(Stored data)
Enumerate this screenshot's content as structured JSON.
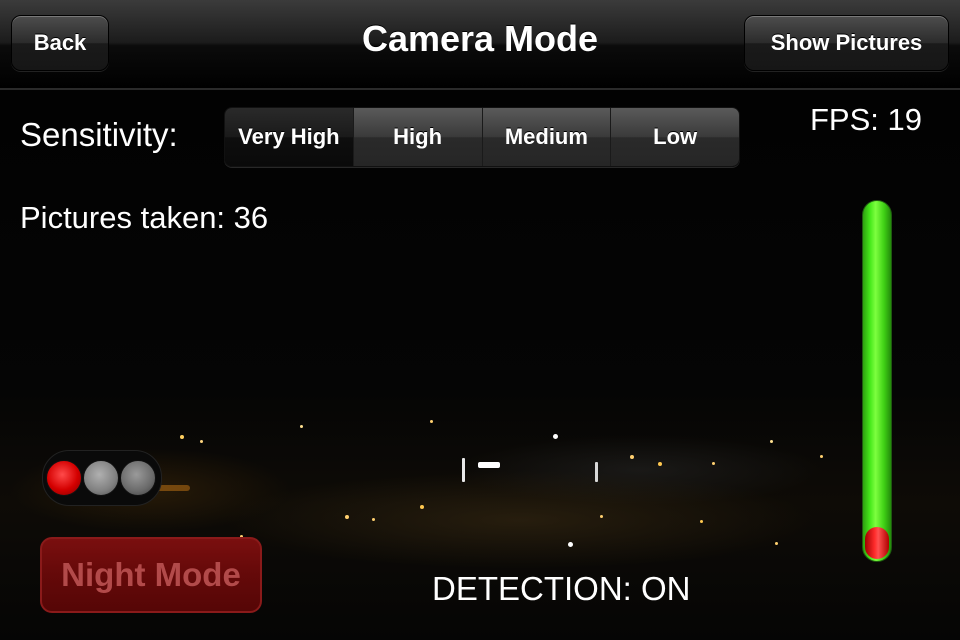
{
  "nav": {
    "back_label": "Back",
    "title": "Camera Mode",
    "show_pictures_label": "Show Pictures"
  },
  "sensitivity": {
    "label": "Sensitivity:",
    "options": [
      "Very High",
      "High",
      "Medium",
      "Low"
    ],
    "selected": "Very High"
  },
  "fps_text": "FPS: 19",
  "pictures_taken_text": "Pictures taken: 36",
  "level_meter": {
    "level_fraction": 0.09,
    "track_color": "#3fd015",
    "level_color": "#ff2b2b"
  },
  "indicator_lights": {
    "states": [
      "red",
      "off",
      "off"
    ]
  },
  "night_mode_label": "Night Mode",
  "detection_text": "DETECTION: ON",
  "colors": {
    "navbar": "#1c1c1c",
    "night_mode_bg": "#640909",
    "active_light": "#d40000"
  }
}
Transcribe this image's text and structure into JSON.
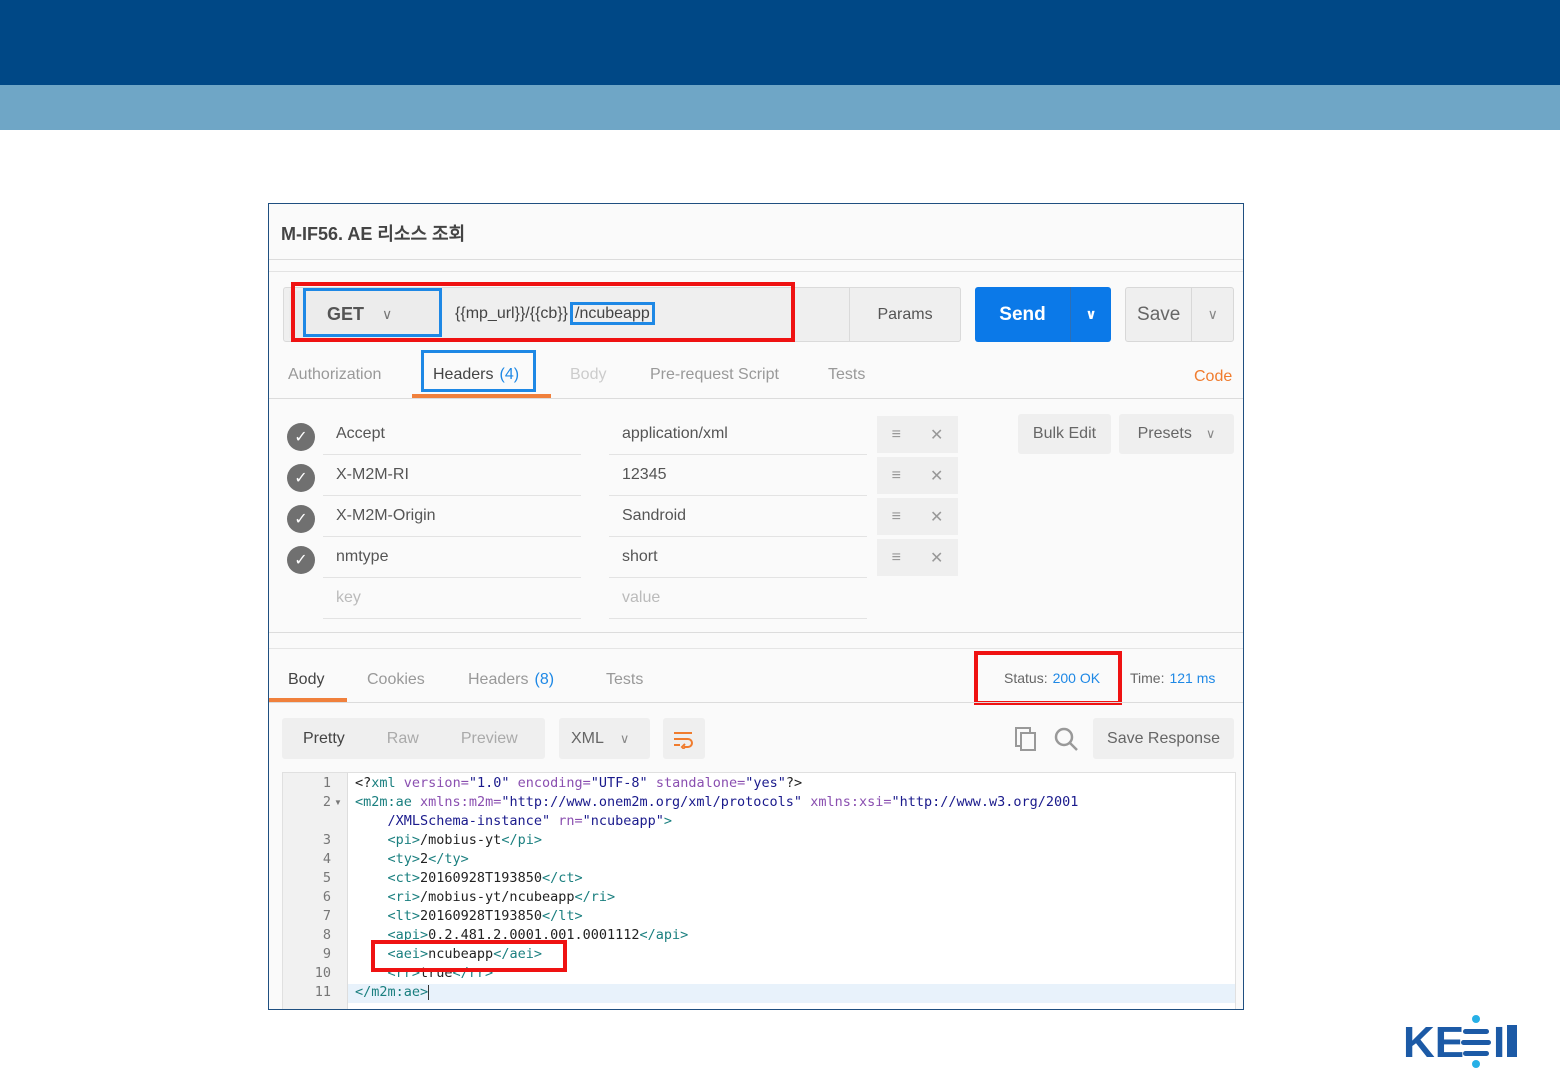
{
  "request": {
    "title": "M-IF56. AE 리소스 조회",
    "method": "GET",
    "url_prefix": "{{mp_url}}/{{cb}}",
    "url_path": "/ncubeapp",
    "params_label": "Params",
    "send_label": "Send",
    "save_label": "Save",
    "tabs": [
      {
        "label": "Authorization"
      },
      {
        "label": "Headers",
        "count": "(4)"
      },
      {
        "label": "Body"
      },
      {
        "label": "Pre-request Script"
      },
      {
        "label": "Tests"
      }
    ],
    "code_link": "Code",
    "bulk_edit": "Bulk Edit",
    "presets": "Presets",
    "headers": [
      {
        "key": "Accept",
        "value": "application/xml"
      },
      {
        "key": "X-M2M-RI",
        "value": "12345"
      },
      {
        "key": "X-M2M-Origin",
        "value": "Sandroid"
      },
      {
        "key": "nmtype",
        "value": "short"
      }
    ],
    "key_placeholder": "key",
    "value_placeholder": "value"
  },
  "response": {
    "tabs": [
      {
        "label": "Body"
      },
      {
        "label": "Cookies"
      },
      {
        "label": "Headers",
        "count": "(8)"
      },
      {
        "label": "Tests"
      }
    ],
    "status_label": "Status:",
    "status_value": "200 OK",
    "time_label": "Time:",
    "time_value": "121 ms",
    "views": [
      "Pretty",
      "Raw",
      "Preview"
    ],
    "format": "XML",
    "save_response": "Save Response",
    "line_numbers": [
      "1",
      "2",
      "",
      "3",
      "4",
      "5",
      "6",
      "7",
      "8",
      "9",
      "10",
      "11"
    ]
  },
  "accent_colors": {
    "header_bar": "#004886",
    "sub_bar": "#6fa6c6",
    "send": "#0b79e8",
    "highlight_red": "#ef1212",
    "highlight_blue": "#1e88e5",
    "tab_active": "#f0803c"
  },
  "logo_text": "KETI"
}
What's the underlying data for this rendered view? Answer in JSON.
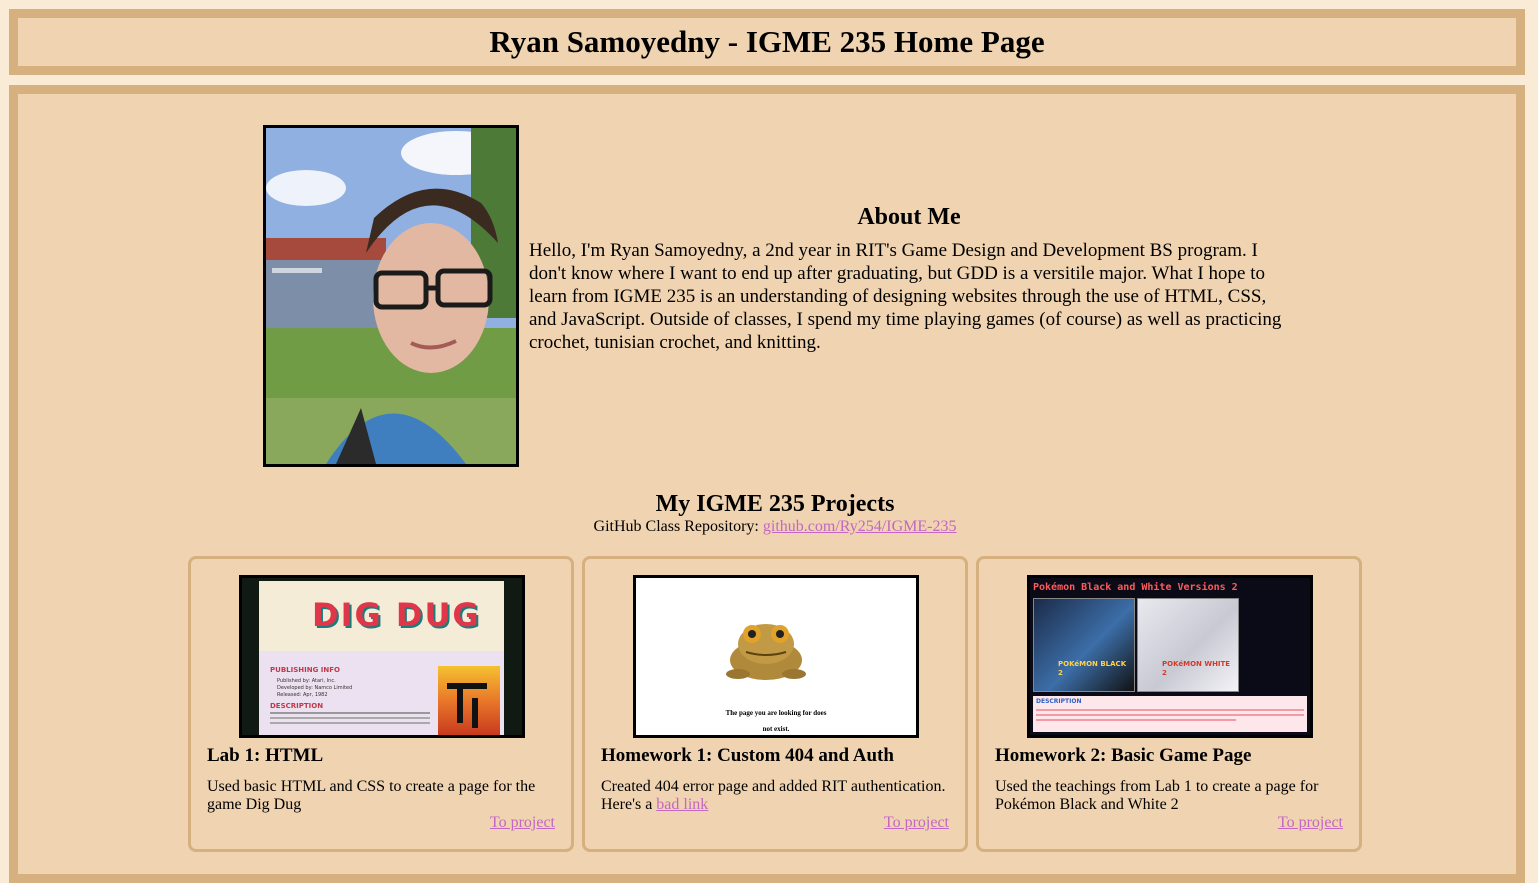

(Written task)
All of the lines above should be printed exactly, minus the pictures.

(Expected answer)
Enumerate this screenshot's content as structured JSON.
{
  "nav": {
    "back_label": "Back",
    "title": "Camera Mode",
    "show_pictures_label": "Show Pictures"
  },
  "sensitivity": {
    "label": "Sensitivity:",
    "options": [
      "Very High",
      "High",
      "Medium",
      "Low"
    ],
    "selected": "Very High"
  },
  "fps_text": "FPS: 19",
  "pictures_taken_text": "Pictures taken: 36",
  "level_meter": {
    "level_fraction": 0.09,
    "track_color": "#3fd015",
    "level_color": "#ff2b2b"
  },
  "indicator_lights": {
    "states": [
      "red",
      "off",
      "off"
    ]
  },
  "night_mode_label": "Night Mode",
  "detection_text": "DETECTION: ON",
  "colors": {
    "navbar": "#1c1c1c",
    "night_mode_bg": "#640909",
    "active_light": "#d40000"
  }
}
Transcribe this image's text and structure into JSON.
{
  "request": {
    "title": "M-IF56. AE 리소스 조회",
    "method": "GET",
    "url_prefix": "{{mp_url}}/{{cb}}",
    "url_path": "/ncubeapp",
    "params_label": "Params",
    "send_label": "Send",
    "save_label": "Save",
    "tabs": [
      {
        "label": "Authorization"
      },
      {
        "label": "Headers",
        "count": "(4)"
      },
      {
        "label": "Body"
      },
      {
        "label": "Pre-request Script"
      },
      {
        "label": "Tests"
      }
    ],
    "code_link": "Code",
    "bulk_edit": "Bulk Edit",
    "presets": "Presets",
    "headers": [
      {
        "key": "Accept",
        "value": "application/xml"
      },
      {
        "key": "X-M2M-RI",
        "value": "12345"
      },
      {
        "key": "X-M2M-Origin",
        "value": "Sandroid"
      },
      {
        "key": "nmtype",
        "value": "short"
      }
    ],
    "key_placeholder": "key",
    "value_placeholder": "value"
  },
  "response": {
    "tabs": [
      {
        "label": "Body"
      },
      {
        "label": "Cookies"
      },
      {
        "label": "Headers",
        "count": "(8)"
      },
      {
        "label": "Tests"
      }
    ],
    "status_label": "Status:",
    "status_value": "200 OK",
    "time_label": "Time:",
    "time_value": "121 ms",
    "views": [
      "Pretty",
      "Raw",
      "Preview"
    ],
    "format": "XML",
    "save_response": "Save Response",
    "line_numbers": [
      "1",
      "2",
      "",
      "3",
      "4",
      "5",
      "6",
      "7",
      "8",
      "9",
      "10",
      "11"
    ]
  },
  "accent_colors": {
    "header_bar": "#004886",
    "sub_bar": "#6fa6c6",
    "send": "#0b79e8",
    "highlight_red": "#ef1212",
    "highlight_blue": "#1e88e5",
    "tab_active": "#f0803c"
  },
  "logo_text": "KETI"
}
What's the underlying data for this rendered view? Answer in JSON.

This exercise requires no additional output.